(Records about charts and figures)
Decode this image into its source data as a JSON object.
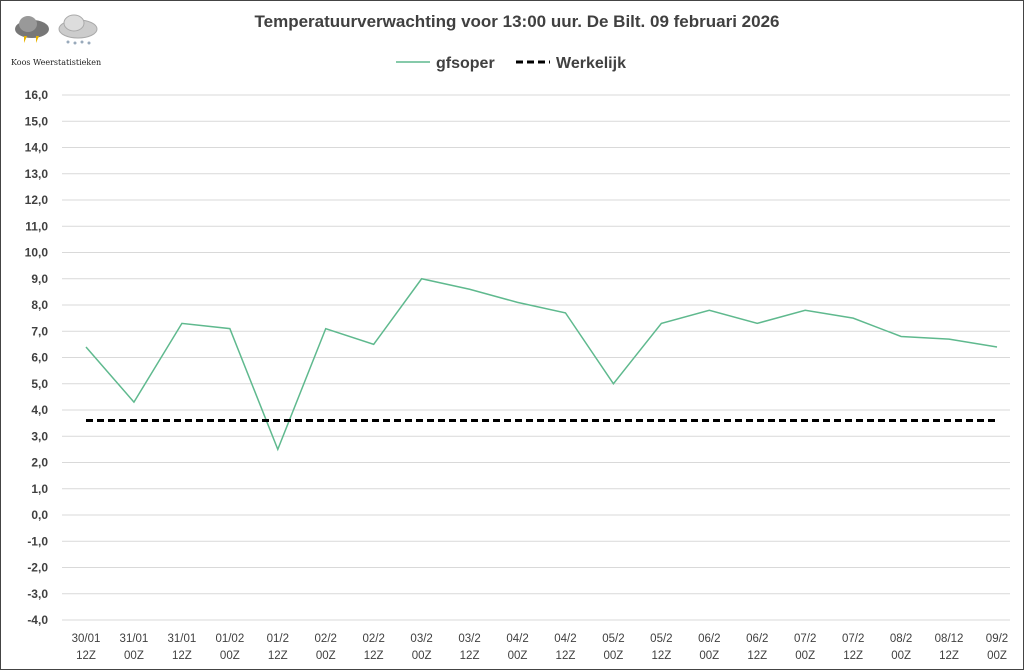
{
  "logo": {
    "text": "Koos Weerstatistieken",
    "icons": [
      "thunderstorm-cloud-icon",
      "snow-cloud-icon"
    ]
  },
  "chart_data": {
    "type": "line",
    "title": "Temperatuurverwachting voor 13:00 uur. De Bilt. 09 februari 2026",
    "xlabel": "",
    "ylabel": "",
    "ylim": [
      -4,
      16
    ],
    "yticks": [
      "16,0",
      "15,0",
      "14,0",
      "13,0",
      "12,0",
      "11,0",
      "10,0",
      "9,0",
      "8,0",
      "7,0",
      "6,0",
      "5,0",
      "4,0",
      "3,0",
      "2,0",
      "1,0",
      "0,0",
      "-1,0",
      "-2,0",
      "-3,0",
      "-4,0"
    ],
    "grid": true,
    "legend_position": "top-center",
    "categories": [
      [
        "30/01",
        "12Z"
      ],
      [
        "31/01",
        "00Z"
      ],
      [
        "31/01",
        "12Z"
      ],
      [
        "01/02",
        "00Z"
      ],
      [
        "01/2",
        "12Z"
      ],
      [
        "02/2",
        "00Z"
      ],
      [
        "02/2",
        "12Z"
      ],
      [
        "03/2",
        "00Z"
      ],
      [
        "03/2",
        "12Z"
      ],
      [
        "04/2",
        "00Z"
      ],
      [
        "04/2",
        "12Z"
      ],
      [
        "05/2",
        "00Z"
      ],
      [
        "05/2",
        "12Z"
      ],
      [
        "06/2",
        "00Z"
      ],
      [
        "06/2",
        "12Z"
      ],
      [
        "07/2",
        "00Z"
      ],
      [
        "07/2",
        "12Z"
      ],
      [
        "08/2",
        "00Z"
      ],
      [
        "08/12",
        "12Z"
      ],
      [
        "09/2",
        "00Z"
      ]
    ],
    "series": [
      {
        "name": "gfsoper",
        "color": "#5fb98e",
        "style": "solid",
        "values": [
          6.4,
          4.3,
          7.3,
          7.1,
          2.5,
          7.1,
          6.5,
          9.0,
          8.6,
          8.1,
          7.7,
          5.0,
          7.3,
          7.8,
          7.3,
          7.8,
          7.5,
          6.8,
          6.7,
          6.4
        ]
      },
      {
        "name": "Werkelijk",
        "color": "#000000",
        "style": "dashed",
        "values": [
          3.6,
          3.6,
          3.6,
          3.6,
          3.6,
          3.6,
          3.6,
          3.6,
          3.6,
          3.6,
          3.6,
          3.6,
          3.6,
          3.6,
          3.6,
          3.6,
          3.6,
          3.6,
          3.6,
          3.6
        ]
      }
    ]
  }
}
* * *
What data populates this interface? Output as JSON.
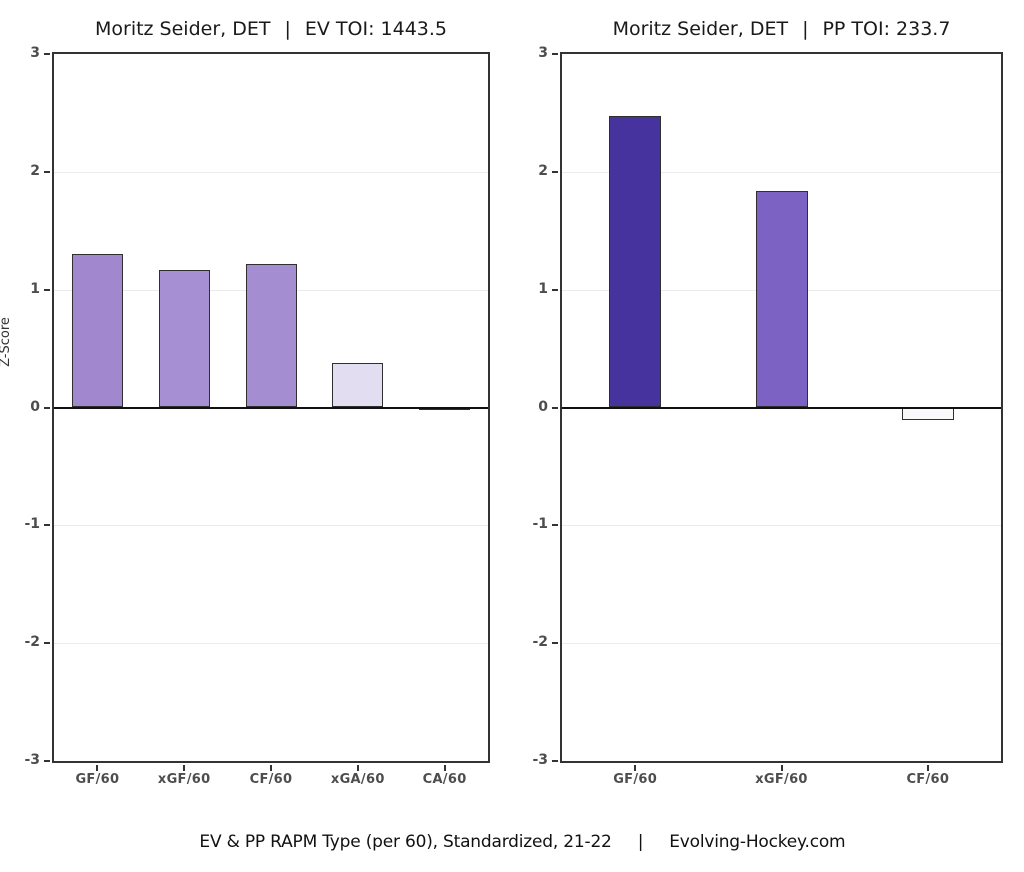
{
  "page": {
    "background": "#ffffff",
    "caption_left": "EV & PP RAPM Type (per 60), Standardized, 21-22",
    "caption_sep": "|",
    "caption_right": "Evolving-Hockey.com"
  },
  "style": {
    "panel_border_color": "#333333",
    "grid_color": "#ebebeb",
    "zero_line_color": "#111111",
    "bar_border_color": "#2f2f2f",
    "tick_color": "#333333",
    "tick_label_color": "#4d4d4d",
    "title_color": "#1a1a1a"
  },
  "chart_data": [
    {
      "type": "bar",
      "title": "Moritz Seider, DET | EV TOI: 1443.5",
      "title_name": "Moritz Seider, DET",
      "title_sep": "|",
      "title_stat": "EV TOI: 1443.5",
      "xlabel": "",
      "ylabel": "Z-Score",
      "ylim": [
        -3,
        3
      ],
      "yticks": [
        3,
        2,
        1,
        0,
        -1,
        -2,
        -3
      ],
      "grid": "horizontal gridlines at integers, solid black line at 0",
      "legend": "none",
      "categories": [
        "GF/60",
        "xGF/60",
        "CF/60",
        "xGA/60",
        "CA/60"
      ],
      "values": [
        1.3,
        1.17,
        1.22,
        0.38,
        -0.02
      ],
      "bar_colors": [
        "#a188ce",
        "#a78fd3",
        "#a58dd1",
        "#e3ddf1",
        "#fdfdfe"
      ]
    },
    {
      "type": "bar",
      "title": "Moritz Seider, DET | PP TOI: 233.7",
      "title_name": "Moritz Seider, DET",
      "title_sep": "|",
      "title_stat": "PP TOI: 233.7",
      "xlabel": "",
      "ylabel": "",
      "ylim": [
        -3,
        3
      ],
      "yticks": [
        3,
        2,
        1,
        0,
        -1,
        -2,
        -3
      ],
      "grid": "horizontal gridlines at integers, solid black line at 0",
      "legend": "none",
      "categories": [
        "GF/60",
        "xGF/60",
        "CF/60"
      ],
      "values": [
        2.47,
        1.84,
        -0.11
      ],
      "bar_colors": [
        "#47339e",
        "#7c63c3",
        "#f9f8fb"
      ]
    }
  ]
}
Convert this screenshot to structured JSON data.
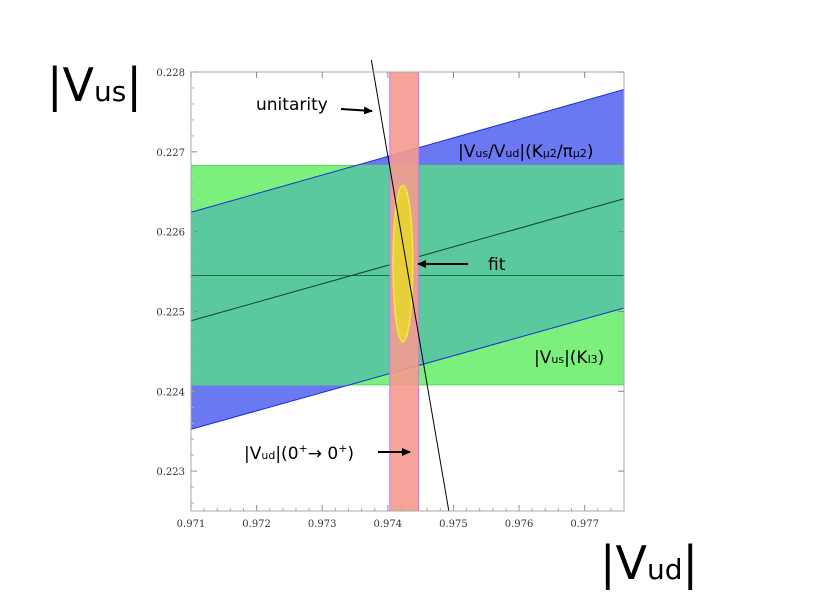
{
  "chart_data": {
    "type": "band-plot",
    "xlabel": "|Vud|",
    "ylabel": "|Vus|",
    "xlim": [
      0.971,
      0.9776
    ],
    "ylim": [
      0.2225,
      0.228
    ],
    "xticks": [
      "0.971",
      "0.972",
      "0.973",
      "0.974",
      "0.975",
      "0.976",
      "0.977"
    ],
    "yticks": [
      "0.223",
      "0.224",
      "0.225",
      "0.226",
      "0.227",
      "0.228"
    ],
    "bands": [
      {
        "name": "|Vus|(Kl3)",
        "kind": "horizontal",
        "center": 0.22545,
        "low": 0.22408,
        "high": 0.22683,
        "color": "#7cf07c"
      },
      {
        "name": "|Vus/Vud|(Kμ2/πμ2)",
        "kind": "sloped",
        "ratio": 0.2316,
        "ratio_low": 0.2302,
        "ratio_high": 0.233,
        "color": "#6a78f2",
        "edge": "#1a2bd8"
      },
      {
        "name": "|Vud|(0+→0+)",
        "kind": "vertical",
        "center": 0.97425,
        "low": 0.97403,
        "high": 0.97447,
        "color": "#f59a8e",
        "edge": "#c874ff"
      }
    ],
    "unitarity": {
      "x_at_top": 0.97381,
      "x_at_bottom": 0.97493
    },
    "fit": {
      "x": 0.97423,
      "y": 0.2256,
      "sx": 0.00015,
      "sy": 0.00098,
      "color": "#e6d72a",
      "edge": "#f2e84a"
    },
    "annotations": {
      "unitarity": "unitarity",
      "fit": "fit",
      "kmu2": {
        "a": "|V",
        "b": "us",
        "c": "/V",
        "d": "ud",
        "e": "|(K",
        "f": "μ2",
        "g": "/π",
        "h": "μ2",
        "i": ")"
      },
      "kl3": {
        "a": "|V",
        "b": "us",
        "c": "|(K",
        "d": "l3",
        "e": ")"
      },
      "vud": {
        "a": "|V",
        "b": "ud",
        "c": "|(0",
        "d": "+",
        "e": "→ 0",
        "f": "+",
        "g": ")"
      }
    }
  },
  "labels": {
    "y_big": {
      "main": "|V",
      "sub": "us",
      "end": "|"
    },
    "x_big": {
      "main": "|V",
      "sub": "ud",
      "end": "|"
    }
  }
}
==
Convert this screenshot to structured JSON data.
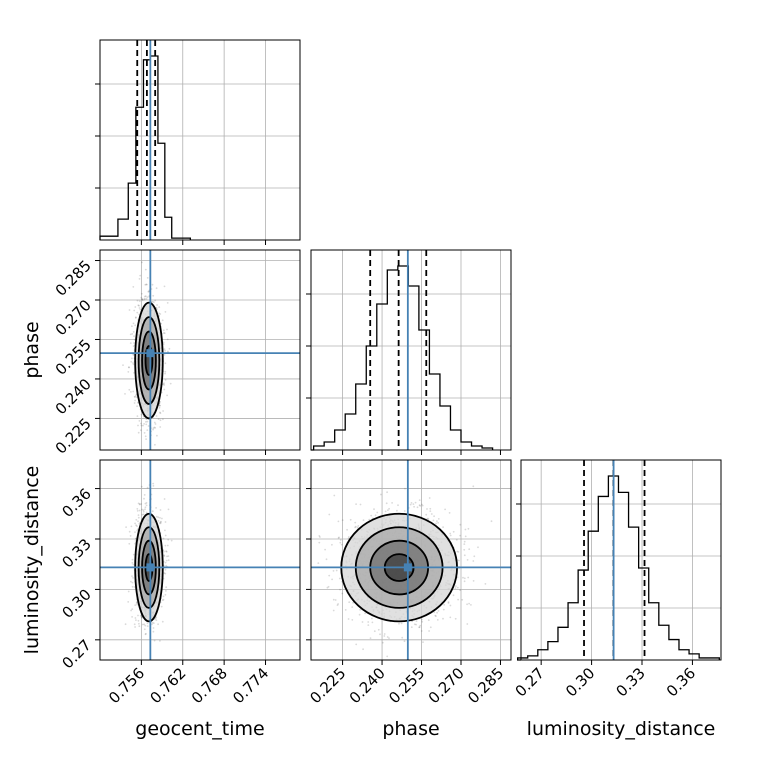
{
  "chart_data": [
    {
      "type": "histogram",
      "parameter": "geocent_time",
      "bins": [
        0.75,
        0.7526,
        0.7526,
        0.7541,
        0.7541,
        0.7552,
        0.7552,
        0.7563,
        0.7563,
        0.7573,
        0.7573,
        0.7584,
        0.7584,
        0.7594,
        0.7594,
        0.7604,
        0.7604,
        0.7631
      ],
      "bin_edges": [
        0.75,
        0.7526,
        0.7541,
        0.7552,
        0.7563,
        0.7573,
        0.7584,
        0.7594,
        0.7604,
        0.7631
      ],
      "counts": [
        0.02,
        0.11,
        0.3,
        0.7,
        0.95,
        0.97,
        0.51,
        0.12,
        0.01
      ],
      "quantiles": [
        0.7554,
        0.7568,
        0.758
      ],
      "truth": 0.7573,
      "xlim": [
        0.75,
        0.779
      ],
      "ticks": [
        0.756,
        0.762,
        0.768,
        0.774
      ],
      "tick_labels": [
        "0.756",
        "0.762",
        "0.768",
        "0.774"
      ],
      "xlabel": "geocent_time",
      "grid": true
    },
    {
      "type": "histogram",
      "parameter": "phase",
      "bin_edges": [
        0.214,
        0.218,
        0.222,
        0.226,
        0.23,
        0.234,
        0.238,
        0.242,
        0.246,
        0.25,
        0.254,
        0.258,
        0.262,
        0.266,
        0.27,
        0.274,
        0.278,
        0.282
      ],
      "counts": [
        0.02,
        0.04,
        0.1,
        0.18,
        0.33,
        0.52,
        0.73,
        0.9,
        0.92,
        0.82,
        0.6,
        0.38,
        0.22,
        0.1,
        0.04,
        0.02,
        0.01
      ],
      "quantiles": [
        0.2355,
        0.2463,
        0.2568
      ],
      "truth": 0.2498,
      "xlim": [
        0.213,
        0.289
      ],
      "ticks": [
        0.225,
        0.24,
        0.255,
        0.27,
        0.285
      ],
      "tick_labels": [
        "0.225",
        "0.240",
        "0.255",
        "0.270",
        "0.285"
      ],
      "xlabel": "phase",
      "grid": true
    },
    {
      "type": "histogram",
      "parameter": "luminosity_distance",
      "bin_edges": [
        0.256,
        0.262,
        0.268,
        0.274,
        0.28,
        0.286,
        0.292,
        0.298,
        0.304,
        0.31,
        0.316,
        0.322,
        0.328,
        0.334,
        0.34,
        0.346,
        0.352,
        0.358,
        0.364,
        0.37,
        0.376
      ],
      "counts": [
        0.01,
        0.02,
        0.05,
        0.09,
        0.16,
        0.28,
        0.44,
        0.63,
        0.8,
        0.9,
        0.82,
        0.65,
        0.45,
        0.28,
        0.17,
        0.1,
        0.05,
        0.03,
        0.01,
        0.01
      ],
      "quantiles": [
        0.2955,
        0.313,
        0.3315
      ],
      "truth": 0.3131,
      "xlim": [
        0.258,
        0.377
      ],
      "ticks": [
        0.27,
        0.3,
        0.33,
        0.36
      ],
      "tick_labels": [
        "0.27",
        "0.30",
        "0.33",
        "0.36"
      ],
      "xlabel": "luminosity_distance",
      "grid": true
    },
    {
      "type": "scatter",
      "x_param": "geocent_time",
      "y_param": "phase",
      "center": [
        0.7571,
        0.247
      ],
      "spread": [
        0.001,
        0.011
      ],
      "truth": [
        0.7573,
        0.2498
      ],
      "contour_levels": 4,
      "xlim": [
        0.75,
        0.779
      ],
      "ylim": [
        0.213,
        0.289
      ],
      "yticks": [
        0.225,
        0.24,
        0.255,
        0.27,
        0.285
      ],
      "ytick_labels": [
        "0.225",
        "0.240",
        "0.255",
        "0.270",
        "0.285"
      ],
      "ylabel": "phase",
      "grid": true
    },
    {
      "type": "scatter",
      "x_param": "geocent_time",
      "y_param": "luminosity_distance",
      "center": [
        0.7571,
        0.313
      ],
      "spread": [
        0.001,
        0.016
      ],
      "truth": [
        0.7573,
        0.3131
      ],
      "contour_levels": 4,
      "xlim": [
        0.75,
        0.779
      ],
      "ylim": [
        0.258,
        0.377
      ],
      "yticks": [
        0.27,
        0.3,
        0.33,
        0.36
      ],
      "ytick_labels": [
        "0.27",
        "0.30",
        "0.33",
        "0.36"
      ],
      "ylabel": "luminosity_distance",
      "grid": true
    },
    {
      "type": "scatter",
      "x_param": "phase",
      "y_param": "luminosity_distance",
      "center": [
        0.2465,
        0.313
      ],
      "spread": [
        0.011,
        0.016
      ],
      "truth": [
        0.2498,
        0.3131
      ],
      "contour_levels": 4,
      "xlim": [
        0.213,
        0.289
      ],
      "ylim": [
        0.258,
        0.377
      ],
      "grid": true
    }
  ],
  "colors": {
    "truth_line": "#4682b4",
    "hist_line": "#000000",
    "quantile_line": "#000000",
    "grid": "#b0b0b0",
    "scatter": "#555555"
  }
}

* EXERCISE PROMPT *
The records are above. How many lines in them contain the word "Moritz"? Give the number alone.

* TASK RESULT *
4